Your job is to restate each entry word for word.

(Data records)
------

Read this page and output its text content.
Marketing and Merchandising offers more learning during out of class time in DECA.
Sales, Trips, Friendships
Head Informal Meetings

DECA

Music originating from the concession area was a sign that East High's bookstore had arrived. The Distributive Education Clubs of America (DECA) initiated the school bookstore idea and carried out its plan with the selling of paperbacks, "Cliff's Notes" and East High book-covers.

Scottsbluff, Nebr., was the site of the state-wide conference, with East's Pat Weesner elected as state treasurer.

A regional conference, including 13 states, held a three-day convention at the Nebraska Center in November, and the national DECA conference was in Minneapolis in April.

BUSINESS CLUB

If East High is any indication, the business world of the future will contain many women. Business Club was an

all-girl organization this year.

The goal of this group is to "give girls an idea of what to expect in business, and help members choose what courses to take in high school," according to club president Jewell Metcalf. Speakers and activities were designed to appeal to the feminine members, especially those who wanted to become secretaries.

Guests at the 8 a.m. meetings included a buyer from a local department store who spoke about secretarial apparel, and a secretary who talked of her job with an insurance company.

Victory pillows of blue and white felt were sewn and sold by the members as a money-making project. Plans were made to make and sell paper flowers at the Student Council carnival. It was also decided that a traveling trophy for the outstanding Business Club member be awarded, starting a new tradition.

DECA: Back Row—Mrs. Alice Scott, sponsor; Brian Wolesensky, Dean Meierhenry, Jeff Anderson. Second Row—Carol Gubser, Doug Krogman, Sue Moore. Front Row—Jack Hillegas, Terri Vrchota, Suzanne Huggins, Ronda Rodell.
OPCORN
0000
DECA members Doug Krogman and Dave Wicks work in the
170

------

• _Answer to this task_:
Read this page and output its text content.
Marketing and Merchandising offers more learning during out of class time in DECA.
Sales, Trips, Friendships
Head Informal Meetings

DECA

Music originating from the concession area was a sign that East High's bookstore had arrived. The Distributive Education Clubs of America (DECA) initiated the school bookstore idea and carried out its plan with the selling of paperbacks, "Cliff's Notes" and East High book-covers.

Scottsbluff, Nebr., was the site of the state-wide conference, with East's Pat Weesner elected as state treasurer.

A regional conference, including 13 states, held a three-day convention at the Nebraska Center in November, and the national DECA conference was in Minneapolis in April.

BUSINESS CLUB

If East High is any indication, the business world of the future will contain many women. Business Club was an

all-girl organization this year.

The goal of this group is to "give girls an idea of what to expect in business, and help members choose what courses to take in high school," according to club president Jewell Metcalf. Speakers and activities were designed to appeal to the feminine members, especially those who wanted to become secretaries.

Guests at the 8 a.m. meetings included a buyer from a local department store who spoke about secretarial apparel, and a secretary who talked of her job with an insurance company.

Victory pillows of blue and white felt were sewn and sold by the members as a money-making project. Plans were made to make and sell paper flowers at the Student Council carnival. It was also decided that a traveling trophy for the outstanding Business Club member be awarded, starting a new tradition.

DECA: Back Row—Mrs. Alice Scott, sponsor; Brian Wolesensky, Dean Meierhenry, Jeff Anderson. Second Row—Carol Gubser, Doug Krogman, Sue Moore. Front Row—Jack Hillegas, Terri Vrchota, Suzanne Huggins, Ronda Rodell.
OPCORN
0000
DECA members Doug Krogman and Dave Wicks work in the
170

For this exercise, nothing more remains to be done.